<<<<

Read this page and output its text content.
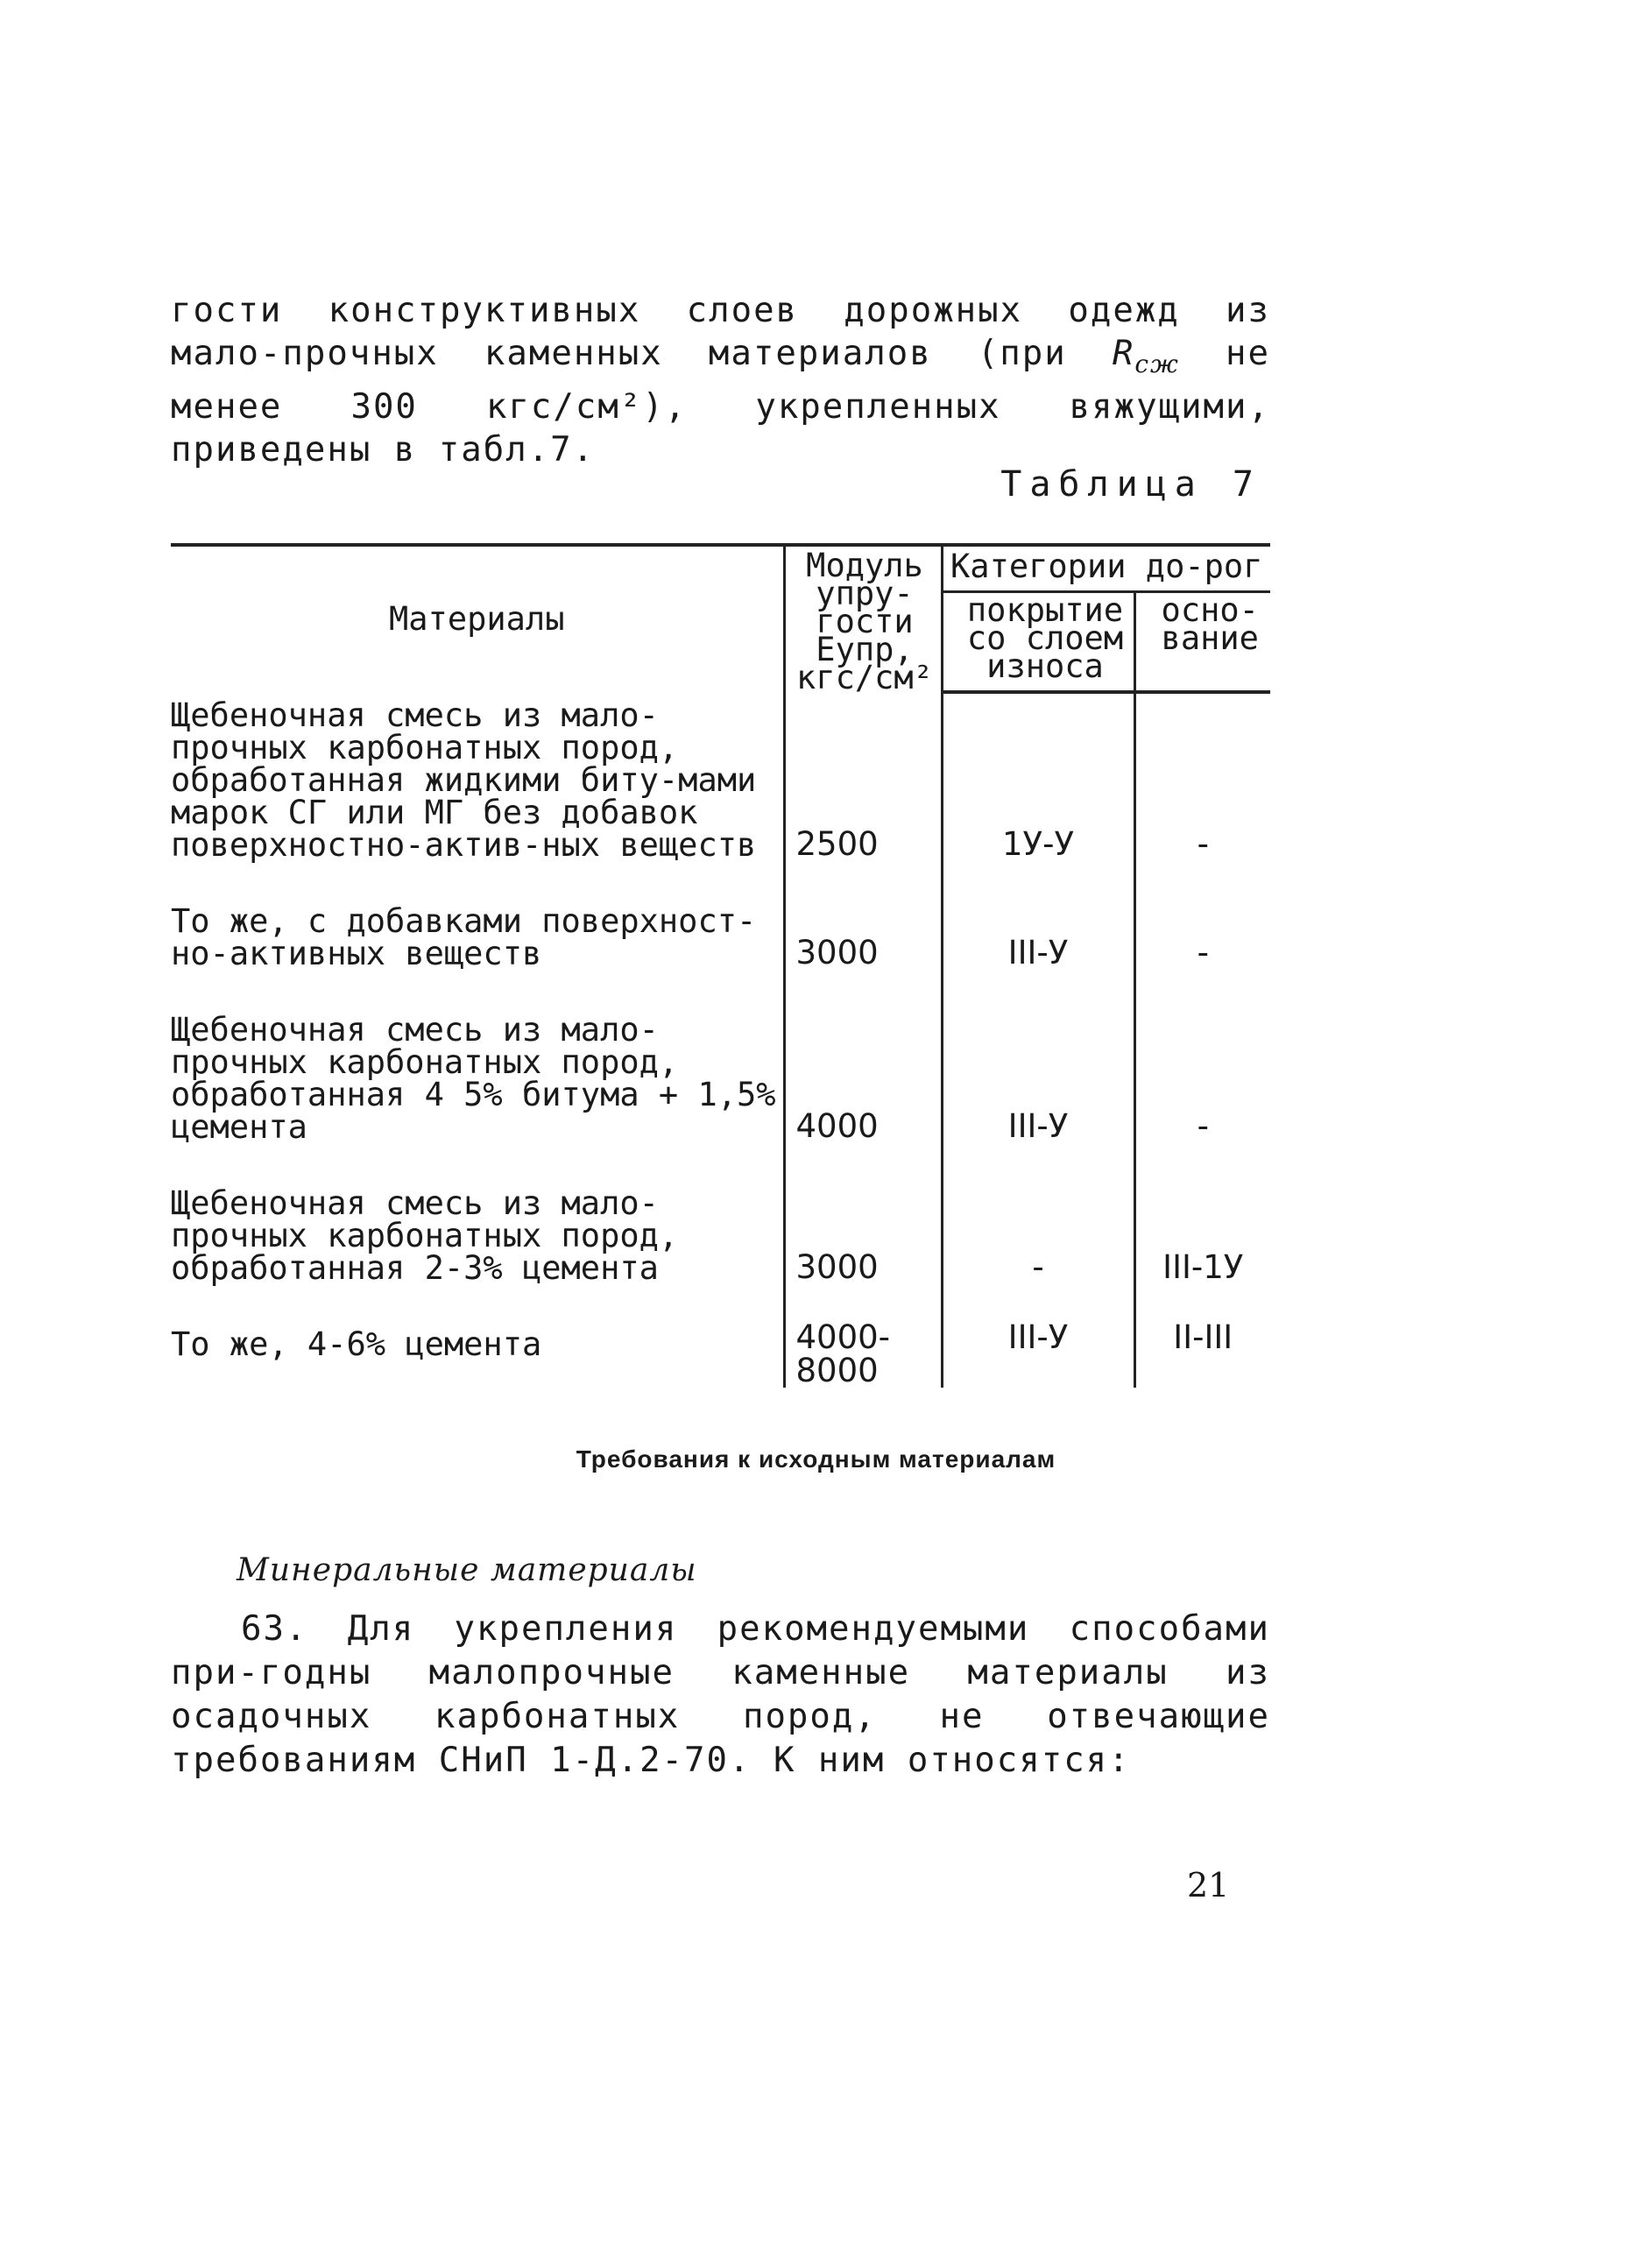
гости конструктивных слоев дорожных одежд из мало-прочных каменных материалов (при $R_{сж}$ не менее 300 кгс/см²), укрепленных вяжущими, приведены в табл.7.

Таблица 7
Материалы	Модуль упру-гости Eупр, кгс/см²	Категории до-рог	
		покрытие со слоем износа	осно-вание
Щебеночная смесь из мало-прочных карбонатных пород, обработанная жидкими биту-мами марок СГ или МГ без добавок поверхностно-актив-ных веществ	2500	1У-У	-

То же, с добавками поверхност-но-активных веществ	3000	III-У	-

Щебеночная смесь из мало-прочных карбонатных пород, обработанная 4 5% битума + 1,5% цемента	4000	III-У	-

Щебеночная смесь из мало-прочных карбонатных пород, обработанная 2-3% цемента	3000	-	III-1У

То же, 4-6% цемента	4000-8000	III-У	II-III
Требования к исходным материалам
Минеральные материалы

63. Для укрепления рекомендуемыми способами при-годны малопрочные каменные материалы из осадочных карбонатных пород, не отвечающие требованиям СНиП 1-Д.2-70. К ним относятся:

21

>>>>
<<<<

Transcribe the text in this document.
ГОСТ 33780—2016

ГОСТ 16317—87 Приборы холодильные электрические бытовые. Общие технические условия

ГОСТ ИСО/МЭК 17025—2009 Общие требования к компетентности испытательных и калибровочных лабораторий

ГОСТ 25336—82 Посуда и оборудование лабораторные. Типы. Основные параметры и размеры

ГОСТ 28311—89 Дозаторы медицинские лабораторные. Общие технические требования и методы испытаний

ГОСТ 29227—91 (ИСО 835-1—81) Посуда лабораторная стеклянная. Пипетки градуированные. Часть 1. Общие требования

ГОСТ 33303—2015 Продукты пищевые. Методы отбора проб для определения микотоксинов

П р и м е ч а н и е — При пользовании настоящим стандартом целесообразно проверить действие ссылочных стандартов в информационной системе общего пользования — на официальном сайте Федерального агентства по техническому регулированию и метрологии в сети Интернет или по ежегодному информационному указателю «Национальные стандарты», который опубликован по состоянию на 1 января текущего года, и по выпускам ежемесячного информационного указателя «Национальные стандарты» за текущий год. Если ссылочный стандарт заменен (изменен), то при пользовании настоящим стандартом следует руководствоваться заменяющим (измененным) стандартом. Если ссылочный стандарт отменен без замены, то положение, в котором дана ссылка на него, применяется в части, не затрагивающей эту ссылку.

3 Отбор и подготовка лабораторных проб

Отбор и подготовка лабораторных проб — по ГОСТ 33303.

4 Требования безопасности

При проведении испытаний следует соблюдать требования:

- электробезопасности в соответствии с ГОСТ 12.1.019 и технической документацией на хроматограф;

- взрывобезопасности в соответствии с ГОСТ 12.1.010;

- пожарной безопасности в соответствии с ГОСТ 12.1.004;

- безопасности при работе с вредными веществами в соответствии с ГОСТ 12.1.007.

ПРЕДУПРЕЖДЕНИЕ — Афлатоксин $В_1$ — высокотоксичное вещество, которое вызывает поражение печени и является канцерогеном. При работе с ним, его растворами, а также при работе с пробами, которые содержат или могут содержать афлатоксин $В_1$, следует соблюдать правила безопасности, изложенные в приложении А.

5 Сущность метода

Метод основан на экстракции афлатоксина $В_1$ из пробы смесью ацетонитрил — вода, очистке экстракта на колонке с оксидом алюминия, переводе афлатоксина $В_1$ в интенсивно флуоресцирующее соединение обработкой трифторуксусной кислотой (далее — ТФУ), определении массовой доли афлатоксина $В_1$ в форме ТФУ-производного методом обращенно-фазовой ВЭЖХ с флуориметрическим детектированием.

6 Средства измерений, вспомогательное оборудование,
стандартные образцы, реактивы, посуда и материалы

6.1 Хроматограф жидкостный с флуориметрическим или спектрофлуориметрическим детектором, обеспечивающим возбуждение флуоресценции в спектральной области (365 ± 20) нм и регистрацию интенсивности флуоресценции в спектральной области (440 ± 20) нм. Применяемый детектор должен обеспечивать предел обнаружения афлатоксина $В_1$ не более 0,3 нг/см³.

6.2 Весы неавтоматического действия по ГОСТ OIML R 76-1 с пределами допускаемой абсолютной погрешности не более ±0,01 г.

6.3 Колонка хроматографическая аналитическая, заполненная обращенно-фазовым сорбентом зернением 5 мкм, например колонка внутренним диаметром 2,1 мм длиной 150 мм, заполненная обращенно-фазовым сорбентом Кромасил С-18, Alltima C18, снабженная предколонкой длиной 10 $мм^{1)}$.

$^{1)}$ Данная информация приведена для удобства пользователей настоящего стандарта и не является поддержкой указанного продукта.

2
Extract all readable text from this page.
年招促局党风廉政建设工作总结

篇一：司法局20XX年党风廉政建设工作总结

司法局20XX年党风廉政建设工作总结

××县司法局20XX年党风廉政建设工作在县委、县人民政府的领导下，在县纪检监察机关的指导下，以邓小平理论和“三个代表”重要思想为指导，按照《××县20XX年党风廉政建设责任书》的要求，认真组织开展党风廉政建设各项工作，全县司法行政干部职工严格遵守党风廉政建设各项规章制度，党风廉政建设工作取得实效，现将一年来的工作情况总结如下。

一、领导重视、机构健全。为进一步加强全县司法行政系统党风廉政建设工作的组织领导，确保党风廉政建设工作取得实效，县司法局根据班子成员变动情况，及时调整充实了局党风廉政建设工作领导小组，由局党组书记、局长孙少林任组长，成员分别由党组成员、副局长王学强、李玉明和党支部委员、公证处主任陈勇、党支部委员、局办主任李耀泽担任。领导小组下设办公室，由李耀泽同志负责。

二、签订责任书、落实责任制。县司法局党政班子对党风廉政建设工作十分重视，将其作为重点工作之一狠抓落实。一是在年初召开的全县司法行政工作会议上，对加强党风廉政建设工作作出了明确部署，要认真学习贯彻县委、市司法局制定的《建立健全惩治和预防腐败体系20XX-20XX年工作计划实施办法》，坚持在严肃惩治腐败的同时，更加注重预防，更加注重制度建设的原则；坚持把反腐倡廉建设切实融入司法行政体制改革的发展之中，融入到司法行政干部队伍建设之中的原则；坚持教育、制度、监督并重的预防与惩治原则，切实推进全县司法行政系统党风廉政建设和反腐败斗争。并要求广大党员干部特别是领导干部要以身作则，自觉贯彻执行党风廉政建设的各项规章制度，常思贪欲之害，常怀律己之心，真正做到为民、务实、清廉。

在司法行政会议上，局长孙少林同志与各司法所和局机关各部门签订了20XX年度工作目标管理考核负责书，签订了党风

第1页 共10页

>>>>
<<<<

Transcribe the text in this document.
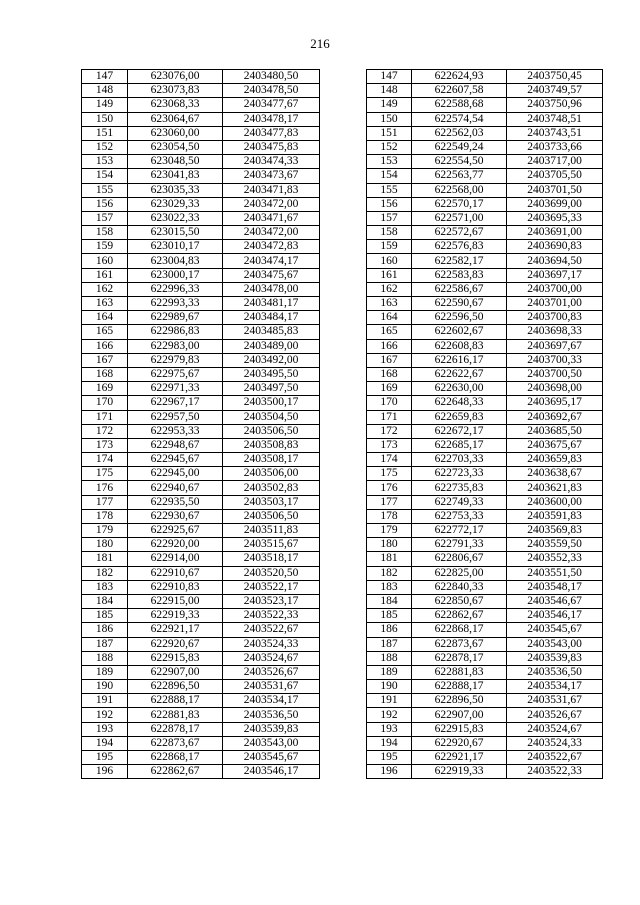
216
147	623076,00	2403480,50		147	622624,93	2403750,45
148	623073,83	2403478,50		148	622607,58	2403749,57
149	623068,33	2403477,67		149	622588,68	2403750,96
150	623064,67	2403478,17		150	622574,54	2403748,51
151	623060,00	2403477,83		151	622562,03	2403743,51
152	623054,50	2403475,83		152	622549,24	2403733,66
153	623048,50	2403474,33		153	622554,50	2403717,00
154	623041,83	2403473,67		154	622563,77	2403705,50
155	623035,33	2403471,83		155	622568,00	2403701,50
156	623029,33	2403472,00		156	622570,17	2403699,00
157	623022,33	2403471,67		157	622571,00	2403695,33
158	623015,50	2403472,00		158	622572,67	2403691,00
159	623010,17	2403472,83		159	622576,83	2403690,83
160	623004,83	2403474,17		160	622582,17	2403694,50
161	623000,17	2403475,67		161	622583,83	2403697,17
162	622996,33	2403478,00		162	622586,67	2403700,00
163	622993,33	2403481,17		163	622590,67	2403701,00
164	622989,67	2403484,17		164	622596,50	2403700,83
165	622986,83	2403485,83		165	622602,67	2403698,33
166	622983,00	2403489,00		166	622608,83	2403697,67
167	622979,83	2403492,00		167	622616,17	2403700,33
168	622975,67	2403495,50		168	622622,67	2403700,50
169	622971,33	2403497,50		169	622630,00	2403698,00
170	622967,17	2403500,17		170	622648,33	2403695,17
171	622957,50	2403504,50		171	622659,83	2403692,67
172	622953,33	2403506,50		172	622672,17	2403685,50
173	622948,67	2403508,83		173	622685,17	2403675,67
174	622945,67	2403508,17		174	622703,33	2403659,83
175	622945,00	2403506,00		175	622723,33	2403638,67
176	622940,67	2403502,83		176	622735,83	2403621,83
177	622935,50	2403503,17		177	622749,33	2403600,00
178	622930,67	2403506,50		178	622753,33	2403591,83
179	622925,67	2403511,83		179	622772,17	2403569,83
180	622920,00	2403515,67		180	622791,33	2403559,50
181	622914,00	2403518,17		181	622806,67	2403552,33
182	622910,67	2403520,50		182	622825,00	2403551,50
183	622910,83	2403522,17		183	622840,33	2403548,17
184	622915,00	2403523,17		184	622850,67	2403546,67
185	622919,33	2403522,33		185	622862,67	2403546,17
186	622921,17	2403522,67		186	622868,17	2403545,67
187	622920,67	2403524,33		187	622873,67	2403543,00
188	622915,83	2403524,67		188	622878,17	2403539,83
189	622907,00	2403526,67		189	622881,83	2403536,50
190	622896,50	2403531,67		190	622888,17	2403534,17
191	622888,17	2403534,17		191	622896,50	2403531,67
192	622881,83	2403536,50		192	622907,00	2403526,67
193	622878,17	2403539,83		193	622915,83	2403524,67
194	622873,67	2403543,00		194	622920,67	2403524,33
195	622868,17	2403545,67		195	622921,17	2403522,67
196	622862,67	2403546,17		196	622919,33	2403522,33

>>>>

▸ WHAT IS NEEDED
Identify the lines in the entries above that contain "соответствии", then copy them out.

▸ SOLUTION TO THE PROBLEM
- электробезопасности в соответствии с ГОСТ 12.1.019 и технической документацией на хроматограф;
- взрывобезопасности в соответствии с ГОСТ 12.1.010;
- пожарной безопасности в соответствии с ГОСТ 12.1.004;
- безопасности при работе с вредными веществами в соответствии с ГОСТ 12.1.007.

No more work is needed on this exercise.